Given exercise: Pick out and copy every line below that has the word "math".
____
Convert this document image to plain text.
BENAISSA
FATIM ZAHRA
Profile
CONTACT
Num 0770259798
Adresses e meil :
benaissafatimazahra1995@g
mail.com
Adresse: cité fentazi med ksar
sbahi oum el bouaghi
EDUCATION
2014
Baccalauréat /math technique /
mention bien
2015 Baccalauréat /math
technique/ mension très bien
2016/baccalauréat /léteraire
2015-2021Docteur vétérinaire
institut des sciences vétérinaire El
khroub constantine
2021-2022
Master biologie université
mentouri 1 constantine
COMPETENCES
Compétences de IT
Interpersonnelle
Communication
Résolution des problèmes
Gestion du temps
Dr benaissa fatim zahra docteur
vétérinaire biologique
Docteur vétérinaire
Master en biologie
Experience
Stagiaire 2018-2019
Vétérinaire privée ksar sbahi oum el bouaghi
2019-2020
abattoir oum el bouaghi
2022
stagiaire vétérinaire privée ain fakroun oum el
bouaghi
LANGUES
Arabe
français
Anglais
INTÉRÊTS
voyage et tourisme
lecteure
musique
____
Expected answer:
Baccalauréat /math technique /
2015 Baccalauréat /math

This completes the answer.